* AIM OF THE TASK
How many of the lines below hold the word "amount"? Answer only with the number.

* INPUT ROWS
begin
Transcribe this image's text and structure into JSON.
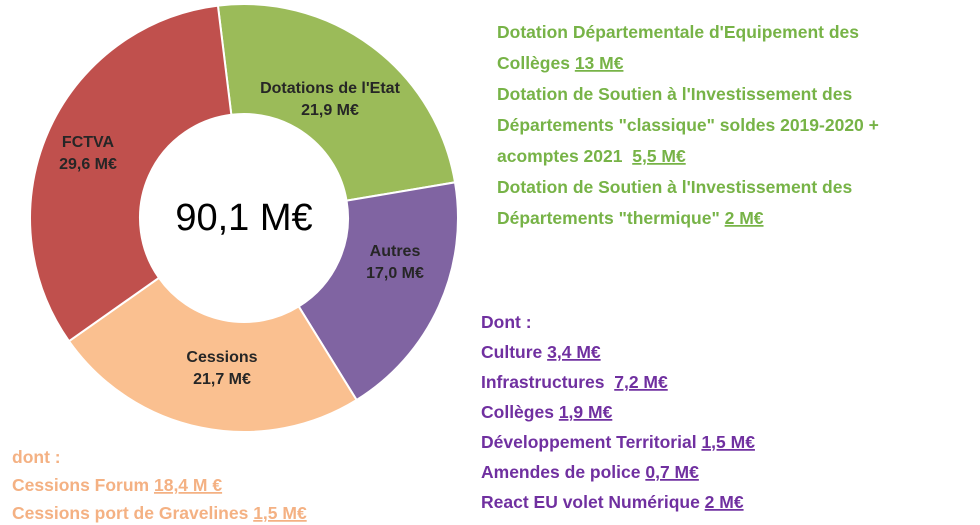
{
  "chart_data": {
    "type": "pie",
    "donut": true,
    "categories": [
      "Dotations de l'Etat",
      "Autres",
      "Cessions",
      "FCTVA"
    ],
    "values": [
      21.9,
      17.0,
      21.7,
      29.6
    ],
    "value_labels": [
      "21,9 M€",
      "17,0 M€",
      "21,7 M€",
      "29,6 M€"
    ],
    "colors": [
      "#9bbb59",
      "#8064a2",
      "#fac090",
      "#c0504d"
    ],
    "center_label": "90,1 M€",
    "annotations": [
      {
        "color": "#77b347",
        "lines": [
          {
            "text": "Dotation Départementale d'Equipement des"
          },
          {
            "text": "Collèges ",
            "amount": "13 M€"
          },
          {
            "text": "Dotation de Soutien à l'Investissement des"
          },
          {
            "text": "Départements \"classique\" soldes 2019-2020 +"
          },
          {
            "text": "acomptes 2021  ",
            "amount": "5,5 M€"
          },
          {
            "text": "Dotation de Soutien à l'Investissement des"
          },
          {
            "text": "Départements \"thermique\" ",
            "amount": "2 M€"
          }
        ]
      },
      {
        "color": "#7030a0",
        "lines": [
          {
            "text": "Dont :"
          },
          {
            "text": "Culture ",
            "amount": "3,4 M€"
          },
          {
            "text": "Infrastructures  ",
            "amount": "7,2 M€"
          },
          {
            "text": "Collèges ",
            "amount": "1,9 M€"
          },
          {
            "text": "Développement Territorial ",
            "amount": "1,5 M€"
          },
          {
            "text": "Amendes de police ",
            "amount": "0,7 M€"
          },
          {
            "text": "React EU volet Numérique ",
            "amount": "2 M€"
          }
        ]
      },
      {
        "color": "#f4b183",
        "lines": [
          {
            "text": "dont :"
          },
          {
            "text": "Cessions Forum ",
            "amount": "18,4 M €"
          },
          {
            "text": "Cessions port de Gravelines ",
            "amount": "1,5 M€"
          }
        ]
      }
    ]
  }
}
end
* ANSWER TO THIS EXERCISE
11